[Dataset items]
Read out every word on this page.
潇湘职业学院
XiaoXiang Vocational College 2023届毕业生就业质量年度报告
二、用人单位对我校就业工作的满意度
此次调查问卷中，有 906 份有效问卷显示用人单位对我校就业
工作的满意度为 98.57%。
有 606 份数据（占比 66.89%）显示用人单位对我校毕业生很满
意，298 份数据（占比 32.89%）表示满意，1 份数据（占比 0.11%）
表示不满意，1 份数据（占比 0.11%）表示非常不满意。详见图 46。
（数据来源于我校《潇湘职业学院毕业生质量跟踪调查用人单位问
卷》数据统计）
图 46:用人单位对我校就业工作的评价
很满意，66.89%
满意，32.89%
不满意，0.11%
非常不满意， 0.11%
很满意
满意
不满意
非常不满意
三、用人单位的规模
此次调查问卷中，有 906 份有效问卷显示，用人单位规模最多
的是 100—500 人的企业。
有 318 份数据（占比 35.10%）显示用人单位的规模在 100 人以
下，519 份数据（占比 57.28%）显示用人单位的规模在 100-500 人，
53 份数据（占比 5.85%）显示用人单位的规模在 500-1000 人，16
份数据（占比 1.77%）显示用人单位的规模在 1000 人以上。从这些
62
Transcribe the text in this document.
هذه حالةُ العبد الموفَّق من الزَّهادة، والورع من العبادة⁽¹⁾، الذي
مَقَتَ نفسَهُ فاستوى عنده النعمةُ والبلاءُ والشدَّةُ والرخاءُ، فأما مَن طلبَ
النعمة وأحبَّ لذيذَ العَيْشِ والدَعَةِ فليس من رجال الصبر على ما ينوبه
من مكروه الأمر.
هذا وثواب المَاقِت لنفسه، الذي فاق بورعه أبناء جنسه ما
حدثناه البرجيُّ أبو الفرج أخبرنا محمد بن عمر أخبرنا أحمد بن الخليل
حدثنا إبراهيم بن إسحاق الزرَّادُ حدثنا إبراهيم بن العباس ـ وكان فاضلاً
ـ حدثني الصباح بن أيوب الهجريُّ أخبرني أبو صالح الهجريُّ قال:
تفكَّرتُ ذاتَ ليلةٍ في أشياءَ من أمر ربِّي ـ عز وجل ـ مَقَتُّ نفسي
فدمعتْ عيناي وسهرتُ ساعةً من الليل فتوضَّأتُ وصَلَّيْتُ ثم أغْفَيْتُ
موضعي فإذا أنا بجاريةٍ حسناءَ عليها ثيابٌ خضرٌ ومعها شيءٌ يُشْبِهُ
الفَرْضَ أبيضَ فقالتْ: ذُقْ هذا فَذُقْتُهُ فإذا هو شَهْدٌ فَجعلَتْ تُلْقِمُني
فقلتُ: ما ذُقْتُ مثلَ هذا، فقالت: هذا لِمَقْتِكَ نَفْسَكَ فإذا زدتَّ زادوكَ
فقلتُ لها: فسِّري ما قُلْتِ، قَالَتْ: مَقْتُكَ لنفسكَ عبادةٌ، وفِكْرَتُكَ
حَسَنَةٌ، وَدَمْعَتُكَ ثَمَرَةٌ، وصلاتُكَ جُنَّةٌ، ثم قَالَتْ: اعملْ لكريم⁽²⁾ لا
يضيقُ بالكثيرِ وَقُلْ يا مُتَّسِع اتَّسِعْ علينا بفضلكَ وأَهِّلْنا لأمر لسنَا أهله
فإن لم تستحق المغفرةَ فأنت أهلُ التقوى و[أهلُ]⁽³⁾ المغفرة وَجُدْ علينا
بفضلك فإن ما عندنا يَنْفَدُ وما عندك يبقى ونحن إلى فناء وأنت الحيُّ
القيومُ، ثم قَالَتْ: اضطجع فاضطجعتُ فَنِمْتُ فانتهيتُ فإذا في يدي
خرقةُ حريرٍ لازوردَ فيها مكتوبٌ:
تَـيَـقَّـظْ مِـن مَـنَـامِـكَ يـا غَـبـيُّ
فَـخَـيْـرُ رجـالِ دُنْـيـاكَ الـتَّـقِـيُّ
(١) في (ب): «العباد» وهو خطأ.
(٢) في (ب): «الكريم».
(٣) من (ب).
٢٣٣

→ GIVEN REQUEST
Go through the data and return every record exactly.

→ EXPECTED OUTPUT
Read out every word on this page.
潇湘职业学院
XiaoXiang Vocational College 2023届毕业生就业质量年度报告
二、用人单位对我校就业工作的满意度
此次调查问卷中，有 906 份有效问卷显示用人单位对我校就业
工作的满意度为 98.57%。
有 606 份数据（占比 66.89%）显示用人单位对我校毕业生很满
意，298 份数据（占比 32.89%）表示满意，1 份数据（占比 0.11%）
表示不满意，1 份数据（占比 0.11%）表示非常不满意。详见图 46。
（数据来源于我校《潇湘职业学院毕业生质量跟踪调查用人单位问
卷》数据统计）
图 46:用人单位对我校就业工作的评价
很满意，66.89%
满意，32.89%
不满意，0.11%
非常不满意， 0.11%
很满意
满意
不满意
非常不满意
三、用人单位的规模
此次调查问卷中，有 906 份有效问卷显示，用人单位规模最多
的是 100—500 人的企业。
有 318 份数据（占比 35.10%）显示用人单位的规模在 100 人以
下，519 份数据（占比 57.28%）显示用人单位的规模在 100-500 人，
53 份数据（占比 5.85%）显示用人单位的规模在 500-1000 人，16
份数据（占比 1.77%）显示用人单位的规模在 1000 人以上。从这些
62
Transcribe the text in this document.
هذه حالةُ العبد الموفَّق من الزَّهادة، والورع من العبادة⁽¹⁾، الذي
مَقَتَ نفسَهُ فاستوى عنده النعمةُ والبلاءُ والشدَّةُ والرخاءُ، فأما مَن طلبَ
النعمة وأحبَّ لذيذَ العَيْشِ والدَعَةِ فليس من رجال الصبر على ما ينوبه
من مكروه الأمر.
هذا وثواب المَاقِت لنفسه، الذي فاق بورعه أبناء جنسه ما
حدثناه البرجيُّ أبو الفرج أخبرنا محمد بن عمر أخبرنا أحمد بن الخليل
حدثنا إبراهيم بن إسحاق الزرَّادُ حدثنا إبراهيم بن العباس ـ وكان فاضلاً
ـ حدثني الصباح بن أيوب الهجريُّ أخبرني أبو صالح الهجريُّ قال:
تفكَّرتُ ذاتَ ليلةٍ في أشياءَ من أمر ربِّي ـ عز وجل ـ مَقَتُّ نفسي
فدمعتْ عيناي وسهرتُ ساعةً من الليل فتوضَّأتُ وصَلَّيْتُ ثم أغْفَيْتُ
موضعي فإذا أنا بجاريةٍ حسناءَ عليها ثيابٌ خضرٌ ومعها شيءٌ يُشْبِهُ
الفَرْضَ أبيضَ فقالتْ: ذُقْ هذا فَذُقْتُهُ فإذا هو شَهْدٌ فَجعلَتْ تُلْقِمُني
فقلتُ: ما ذُقْتُ مثلَ هذا، فقالت: هذا لِمَقْتِكَ نَفْسَكَ فإذا زدتَّ زادوكَ
فقلتُ لها: فسِّري ما قُلْتِ، قَالَتْ: مَقْتُكَ لنفسكَ عبادةٌ، وفِكْرَتُكَ
حَسَنَةٌ، وَدَمْعَتُكَ ثَمَرَةٌ، وصلاتُكَ جُنَّةٌ، ثم قَالَتْ: اعملْ لكريم⁽²⁾ لا
يضيقُ بالكثيرِ وَقُلْ يا مُتَّسِع اتَّسِعْ علينا بفضلكَ وأَهِّلْنا لأمر لسنَا أهله
فإن لم تستحق المغفرةَ فأنت أهلُ التقوى و[أهلُ]⁽³⁾ المغفرة وَجُدْ علينا
بفضلك فإن ما عندنا يَنْفَدُ وما عندك يبقى ونحن إلى فناء وأنت الحيُّ
القيومُ، ثم قَالَتْ: اضطجع فاضطجعتُ فَنِمْتُ فانتهيتُ فإذا في يدي
خرقةُ حريرٍ لازوردَ فيها مكتوبٌ:
تَـيَـقَّـظْ مِـن مَـنَـامِـكَ يـا غَـبـيُّ
فَـخَـيْـرُ رجـالِ دُنْـيـاكَ الـتَّـقِـيُّ
(١) في (ب): «العباد» وهو خطأ.
(٢) في (ب): «الكريم».
(٣) من (ب).
٢٣٣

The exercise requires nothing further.